* start WORKING DATA *
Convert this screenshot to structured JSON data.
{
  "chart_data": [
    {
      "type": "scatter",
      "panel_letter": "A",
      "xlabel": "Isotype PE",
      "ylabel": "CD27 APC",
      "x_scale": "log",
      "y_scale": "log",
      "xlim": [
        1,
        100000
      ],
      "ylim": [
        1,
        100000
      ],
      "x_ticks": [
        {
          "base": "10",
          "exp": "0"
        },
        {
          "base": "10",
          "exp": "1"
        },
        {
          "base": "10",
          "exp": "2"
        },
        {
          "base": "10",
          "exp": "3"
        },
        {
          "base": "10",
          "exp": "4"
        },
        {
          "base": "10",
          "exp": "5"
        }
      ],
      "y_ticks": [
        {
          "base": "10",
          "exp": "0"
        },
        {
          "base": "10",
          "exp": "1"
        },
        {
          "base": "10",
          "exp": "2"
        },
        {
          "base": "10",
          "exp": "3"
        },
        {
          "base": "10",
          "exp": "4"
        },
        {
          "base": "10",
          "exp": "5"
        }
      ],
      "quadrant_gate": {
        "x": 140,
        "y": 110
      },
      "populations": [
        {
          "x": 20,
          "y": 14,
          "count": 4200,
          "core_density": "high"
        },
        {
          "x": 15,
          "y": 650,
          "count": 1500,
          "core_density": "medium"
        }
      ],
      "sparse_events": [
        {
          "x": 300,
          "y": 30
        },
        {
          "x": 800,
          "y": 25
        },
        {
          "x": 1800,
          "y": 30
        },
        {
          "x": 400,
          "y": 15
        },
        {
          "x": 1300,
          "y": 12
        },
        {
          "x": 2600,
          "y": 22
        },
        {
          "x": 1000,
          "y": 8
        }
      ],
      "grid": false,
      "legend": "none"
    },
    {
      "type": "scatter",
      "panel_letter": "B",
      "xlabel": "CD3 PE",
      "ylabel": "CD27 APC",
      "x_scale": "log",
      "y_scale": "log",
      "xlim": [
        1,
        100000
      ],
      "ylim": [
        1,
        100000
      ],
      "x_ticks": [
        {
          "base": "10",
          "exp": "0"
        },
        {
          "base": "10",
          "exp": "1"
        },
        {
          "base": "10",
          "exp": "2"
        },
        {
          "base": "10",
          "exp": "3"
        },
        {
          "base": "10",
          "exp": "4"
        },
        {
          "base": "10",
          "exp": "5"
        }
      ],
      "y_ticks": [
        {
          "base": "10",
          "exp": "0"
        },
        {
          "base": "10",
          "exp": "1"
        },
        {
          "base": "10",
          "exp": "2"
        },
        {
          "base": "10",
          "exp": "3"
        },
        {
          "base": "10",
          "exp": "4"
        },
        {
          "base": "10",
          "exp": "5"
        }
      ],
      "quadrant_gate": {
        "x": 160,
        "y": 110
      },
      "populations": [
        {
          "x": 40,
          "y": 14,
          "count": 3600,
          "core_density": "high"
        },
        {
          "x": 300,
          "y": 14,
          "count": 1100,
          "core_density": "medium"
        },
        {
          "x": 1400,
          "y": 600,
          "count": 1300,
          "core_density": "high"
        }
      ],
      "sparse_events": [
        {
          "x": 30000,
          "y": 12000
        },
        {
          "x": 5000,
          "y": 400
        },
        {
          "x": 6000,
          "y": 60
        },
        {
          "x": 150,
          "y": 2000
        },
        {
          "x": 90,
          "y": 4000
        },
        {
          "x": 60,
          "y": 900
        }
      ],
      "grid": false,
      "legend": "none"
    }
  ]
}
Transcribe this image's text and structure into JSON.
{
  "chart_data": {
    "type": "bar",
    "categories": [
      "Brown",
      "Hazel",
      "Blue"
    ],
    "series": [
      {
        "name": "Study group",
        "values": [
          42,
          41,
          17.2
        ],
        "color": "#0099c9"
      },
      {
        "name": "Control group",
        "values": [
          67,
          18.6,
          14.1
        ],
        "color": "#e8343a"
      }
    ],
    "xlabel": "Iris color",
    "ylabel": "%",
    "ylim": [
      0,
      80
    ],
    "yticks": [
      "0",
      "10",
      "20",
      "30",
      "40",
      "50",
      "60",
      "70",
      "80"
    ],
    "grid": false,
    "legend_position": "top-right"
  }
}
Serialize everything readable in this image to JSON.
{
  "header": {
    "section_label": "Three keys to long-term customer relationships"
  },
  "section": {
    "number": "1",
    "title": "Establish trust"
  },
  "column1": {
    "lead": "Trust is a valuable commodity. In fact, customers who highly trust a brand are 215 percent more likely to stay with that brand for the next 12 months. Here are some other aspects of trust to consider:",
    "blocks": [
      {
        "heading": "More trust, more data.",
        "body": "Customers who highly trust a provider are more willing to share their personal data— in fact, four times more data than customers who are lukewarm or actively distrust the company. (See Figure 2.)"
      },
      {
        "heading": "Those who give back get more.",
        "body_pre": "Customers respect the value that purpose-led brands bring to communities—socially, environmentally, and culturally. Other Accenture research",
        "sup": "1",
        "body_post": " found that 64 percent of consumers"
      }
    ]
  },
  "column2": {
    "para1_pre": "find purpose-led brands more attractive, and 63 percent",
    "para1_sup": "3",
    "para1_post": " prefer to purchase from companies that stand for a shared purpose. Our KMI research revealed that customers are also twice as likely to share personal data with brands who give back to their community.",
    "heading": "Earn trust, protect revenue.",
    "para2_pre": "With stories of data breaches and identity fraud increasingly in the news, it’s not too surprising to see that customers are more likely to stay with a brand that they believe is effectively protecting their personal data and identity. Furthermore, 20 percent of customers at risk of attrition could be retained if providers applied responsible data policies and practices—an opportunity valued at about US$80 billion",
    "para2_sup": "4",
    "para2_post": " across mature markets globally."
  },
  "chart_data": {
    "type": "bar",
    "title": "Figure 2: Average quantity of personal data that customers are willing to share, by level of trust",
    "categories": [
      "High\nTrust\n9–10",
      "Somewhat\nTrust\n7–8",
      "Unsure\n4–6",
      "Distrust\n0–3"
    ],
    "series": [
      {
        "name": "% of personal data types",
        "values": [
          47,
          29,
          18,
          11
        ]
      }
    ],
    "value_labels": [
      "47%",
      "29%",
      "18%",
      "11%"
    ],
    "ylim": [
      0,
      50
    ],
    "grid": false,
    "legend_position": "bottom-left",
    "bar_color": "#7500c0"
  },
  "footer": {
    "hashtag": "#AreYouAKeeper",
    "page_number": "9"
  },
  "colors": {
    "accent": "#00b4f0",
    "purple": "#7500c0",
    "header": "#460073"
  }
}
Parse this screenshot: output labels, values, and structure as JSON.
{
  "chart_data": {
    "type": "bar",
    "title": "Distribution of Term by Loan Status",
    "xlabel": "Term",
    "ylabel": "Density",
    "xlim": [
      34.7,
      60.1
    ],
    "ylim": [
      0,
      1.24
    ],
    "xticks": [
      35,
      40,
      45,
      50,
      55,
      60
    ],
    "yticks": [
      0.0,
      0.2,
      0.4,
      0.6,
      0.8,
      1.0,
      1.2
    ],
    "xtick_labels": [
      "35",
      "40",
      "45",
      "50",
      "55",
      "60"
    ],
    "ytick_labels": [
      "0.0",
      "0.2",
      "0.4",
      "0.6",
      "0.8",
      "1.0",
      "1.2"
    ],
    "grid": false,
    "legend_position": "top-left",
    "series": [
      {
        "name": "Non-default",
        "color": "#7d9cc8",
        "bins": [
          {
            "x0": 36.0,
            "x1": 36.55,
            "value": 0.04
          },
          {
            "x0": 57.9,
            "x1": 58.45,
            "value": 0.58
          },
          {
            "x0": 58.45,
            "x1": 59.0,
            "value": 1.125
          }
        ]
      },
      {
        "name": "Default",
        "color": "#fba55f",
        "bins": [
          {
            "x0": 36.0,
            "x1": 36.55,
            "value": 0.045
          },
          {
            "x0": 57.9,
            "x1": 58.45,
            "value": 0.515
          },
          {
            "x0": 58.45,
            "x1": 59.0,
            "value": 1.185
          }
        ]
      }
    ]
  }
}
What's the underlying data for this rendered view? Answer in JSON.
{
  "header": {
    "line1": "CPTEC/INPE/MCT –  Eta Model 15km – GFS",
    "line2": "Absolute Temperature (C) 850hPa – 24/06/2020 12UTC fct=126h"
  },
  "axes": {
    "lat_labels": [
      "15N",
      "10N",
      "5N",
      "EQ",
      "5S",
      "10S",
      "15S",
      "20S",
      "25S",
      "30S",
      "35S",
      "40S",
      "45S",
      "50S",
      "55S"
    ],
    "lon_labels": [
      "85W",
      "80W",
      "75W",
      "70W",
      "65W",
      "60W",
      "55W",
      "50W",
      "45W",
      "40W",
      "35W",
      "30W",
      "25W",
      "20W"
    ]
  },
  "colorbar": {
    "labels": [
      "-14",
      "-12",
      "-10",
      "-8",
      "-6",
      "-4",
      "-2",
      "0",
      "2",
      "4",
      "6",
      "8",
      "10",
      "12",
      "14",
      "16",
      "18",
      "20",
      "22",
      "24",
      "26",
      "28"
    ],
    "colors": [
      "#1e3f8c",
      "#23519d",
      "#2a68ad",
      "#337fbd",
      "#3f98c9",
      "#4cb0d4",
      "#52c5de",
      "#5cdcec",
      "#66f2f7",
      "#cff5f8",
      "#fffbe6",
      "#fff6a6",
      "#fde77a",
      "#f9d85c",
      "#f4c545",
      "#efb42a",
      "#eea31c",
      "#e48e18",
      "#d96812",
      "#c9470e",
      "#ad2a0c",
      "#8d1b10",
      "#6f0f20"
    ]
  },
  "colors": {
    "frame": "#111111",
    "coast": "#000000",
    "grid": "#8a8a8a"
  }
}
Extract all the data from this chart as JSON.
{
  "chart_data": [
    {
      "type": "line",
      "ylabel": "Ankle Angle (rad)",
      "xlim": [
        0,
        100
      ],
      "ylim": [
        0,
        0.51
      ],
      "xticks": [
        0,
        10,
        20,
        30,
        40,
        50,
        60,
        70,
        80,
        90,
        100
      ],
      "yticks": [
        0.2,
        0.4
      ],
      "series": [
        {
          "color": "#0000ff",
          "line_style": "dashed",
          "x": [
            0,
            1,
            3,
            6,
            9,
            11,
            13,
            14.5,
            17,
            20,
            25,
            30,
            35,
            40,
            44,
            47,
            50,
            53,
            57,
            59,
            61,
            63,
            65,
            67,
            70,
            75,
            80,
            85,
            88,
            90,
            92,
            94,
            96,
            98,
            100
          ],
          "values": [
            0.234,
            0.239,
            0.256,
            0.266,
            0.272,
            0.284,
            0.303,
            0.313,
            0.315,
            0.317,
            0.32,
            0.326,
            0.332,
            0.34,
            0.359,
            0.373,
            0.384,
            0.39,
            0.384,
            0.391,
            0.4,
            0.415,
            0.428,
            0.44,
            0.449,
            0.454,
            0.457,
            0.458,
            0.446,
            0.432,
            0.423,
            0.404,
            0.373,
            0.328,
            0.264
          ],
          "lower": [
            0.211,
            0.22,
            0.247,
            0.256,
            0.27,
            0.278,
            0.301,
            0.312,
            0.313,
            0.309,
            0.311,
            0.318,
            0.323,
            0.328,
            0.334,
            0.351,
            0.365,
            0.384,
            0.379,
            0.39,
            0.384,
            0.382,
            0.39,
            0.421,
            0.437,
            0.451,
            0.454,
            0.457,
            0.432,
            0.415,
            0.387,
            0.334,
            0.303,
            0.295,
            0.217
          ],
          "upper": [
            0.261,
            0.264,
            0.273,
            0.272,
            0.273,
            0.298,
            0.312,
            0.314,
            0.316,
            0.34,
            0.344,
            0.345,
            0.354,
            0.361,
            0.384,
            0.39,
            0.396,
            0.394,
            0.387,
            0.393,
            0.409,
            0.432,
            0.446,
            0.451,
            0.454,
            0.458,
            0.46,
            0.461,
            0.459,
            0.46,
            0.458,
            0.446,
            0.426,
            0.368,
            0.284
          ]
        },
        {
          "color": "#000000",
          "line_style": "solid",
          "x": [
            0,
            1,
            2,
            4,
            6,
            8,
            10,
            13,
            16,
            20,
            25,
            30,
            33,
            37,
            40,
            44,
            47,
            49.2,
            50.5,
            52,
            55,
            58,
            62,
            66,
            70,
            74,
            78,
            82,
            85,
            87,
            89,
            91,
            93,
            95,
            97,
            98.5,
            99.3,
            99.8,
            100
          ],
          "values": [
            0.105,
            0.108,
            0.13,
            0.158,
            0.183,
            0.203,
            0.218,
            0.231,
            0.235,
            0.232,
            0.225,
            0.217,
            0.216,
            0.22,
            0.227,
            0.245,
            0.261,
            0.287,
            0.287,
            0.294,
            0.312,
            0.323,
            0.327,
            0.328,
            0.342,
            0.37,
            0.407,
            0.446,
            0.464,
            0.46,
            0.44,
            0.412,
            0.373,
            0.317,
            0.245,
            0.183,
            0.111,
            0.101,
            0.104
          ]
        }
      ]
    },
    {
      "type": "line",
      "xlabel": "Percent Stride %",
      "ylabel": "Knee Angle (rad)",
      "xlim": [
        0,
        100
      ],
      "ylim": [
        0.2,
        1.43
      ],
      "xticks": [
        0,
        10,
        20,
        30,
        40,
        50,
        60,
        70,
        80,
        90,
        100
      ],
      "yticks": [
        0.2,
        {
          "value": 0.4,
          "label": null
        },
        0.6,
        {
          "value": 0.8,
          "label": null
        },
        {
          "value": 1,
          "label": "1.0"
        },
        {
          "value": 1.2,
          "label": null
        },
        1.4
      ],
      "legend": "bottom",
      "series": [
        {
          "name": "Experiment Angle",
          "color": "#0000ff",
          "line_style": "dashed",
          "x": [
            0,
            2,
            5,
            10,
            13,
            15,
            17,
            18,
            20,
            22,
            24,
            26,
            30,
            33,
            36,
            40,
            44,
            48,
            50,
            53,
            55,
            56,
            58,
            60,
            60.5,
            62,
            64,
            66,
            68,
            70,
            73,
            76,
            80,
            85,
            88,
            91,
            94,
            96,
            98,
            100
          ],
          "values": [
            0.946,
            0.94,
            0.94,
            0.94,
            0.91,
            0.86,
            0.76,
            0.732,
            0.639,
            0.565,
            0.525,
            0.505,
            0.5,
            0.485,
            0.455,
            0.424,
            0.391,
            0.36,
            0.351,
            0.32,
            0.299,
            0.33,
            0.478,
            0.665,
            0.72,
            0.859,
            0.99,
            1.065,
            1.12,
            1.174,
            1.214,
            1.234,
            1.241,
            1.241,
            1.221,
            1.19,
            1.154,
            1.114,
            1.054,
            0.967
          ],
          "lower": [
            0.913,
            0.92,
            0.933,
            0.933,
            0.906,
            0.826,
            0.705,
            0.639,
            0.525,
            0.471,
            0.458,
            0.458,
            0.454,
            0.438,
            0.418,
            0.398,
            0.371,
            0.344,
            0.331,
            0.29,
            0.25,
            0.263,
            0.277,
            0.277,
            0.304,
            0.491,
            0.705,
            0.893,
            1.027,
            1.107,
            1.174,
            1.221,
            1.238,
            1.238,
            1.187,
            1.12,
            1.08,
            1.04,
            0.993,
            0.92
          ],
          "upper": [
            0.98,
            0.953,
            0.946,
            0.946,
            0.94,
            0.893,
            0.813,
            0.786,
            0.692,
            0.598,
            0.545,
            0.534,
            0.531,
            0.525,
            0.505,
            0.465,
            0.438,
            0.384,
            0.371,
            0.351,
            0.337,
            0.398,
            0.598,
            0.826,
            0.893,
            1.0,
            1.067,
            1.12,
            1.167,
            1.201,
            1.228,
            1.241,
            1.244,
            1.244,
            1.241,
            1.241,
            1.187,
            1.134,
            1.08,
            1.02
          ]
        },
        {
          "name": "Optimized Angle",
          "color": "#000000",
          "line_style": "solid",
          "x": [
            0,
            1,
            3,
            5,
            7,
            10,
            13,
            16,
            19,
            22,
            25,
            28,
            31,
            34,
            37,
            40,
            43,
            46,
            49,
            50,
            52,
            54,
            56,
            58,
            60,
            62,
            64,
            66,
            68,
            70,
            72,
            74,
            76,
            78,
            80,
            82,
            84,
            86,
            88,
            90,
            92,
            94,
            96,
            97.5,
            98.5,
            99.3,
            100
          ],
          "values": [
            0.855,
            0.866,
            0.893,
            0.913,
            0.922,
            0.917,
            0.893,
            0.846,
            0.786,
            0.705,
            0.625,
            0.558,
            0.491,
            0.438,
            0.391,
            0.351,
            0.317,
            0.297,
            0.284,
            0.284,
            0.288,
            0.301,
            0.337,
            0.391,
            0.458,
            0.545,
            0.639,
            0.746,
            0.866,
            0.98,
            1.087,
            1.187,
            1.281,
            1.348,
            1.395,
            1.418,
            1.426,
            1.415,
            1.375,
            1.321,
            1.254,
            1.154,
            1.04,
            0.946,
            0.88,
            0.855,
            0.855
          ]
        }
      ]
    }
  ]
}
* end WORKING DATA *
From the listing above, return each line with the word "title".

### REPLY
    "title": "Establish trust"
    "title": "Figure 2: Average quantity of personal data that customers are willing to share, by level of trust",
    "title": "Distribution of Term by Loan Status",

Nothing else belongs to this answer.